■ Aim of the task: Below is the data. Give it again, complete and exact.

■ Data provided:
__________________________________________________

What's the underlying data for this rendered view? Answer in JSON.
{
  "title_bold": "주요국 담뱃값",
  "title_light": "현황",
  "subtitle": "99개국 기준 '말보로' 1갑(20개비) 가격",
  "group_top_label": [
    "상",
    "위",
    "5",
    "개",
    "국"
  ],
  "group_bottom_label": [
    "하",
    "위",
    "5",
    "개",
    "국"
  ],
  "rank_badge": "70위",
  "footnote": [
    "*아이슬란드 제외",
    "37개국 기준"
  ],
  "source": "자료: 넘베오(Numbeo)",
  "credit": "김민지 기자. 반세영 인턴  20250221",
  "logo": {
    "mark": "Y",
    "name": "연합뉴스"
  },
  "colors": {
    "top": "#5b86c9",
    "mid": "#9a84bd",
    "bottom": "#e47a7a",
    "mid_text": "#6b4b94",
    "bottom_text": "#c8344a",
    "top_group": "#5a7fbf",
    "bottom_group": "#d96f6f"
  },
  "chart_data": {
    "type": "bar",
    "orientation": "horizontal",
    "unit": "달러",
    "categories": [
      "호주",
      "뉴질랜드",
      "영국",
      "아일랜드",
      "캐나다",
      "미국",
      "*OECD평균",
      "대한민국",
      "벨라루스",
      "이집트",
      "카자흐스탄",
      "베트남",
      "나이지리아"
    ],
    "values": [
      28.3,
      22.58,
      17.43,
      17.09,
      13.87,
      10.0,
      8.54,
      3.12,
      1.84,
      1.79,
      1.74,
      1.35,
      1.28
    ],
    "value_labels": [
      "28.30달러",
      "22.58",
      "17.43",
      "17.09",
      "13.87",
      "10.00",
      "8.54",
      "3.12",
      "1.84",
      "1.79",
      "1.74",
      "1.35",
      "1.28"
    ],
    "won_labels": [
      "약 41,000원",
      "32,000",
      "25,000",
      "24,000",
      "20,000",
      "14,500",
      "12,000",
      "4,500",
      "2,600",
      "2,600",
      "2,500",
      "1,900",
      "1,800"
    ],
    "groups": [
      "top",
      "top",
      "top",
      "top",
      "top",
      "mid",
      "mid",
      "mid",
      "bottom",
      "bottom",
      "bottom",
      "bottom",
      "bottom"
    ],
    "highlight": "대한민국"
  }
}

__________________________________________________

■ Result of this task:
What's the underlying data for this rendered view? Answer in JSON.
{
  "title_bold": "주요국 담뱃값",
  "title_light": "현황",
  "subtitle": "99개국 기준 '말보로' 1갑(20개비) 가격",
  "group_top_label": [
    "상",
    "위",
    "5",
    "개",
    "국"
  ],
  "group_bottom_label": [
    "하",
    "위",
    "5",
    "개",
    "국"
  ],
  "rank_badge": "70위",
  "footnote": [
    "*아이슬란드 제외",
    "37개국 기준"
  ],
  "source": "자료: 넘베오(Numbeo)",
  "credit": "김민지 기자. 반세영 인턴  20250221",
  "logo": {
    "mark": "Y",
    "name": "연합뉴스"
  },
  "colors": {
    "top": "#5b86c9",
    "mid": "#9a84bd",
    "bottom": "#e47a7a",
    "mid_text": "#6b4b94",
    "bottom_text": "#c8344a",
    "top_group": "#5a7fbf",
    "bottom_group": "#d96f6f"
  },
  "chart_data": {
    "type": "bar",
    "orientation": "horizontal",
    "unit": "달러",
    "categories": [
      "호주",
      "뉴질랜드",
      "영국",
      "아일랜드",
      "캐나다",
      "미국",
      "*OECD평균",
      "대한민국",
      "벨라루스",
      "이집트",
      "카자흐스탄",
      "베트남",
      "나이지리아"
    ],
    "values": [
      28.3,
      22.58,
      17.43,
      17.09,
      13.87,
      10.0,
      8.54,
      3.12,
      1.84,
      1.79,
      1.74,
      1.35,
      1.28
    ],
    "value_labels": [
      "28.30달러",
      "22.58",
      "17.43",
      "17.09",
      "13.87",
      "10.00",
      "8.54",
      "3.12",
      "1.84",
      "1.79",
      "1.74",
      "1.35",
      "1.28"
    ],
    "won_labels": [
      "약 41,000원",
      "32,000",
      "25,000",
      "24,000",
      "20,000",
      "14,500",
      "12,000",
      "4,500",
      "2,600",
      "2,600",
      "2,500",
      "1,900",
      "1,800"
    ],
    "groups": [
      "top",
      "top",
      "top",
      "top",
      "top",
      "mid",
      "mid",
      "mid",
      "bottom",
      "bottom",
      "bottom",
      "bottom",
      "bottom"
    ],
    "highlight": "대한민국"
  }
}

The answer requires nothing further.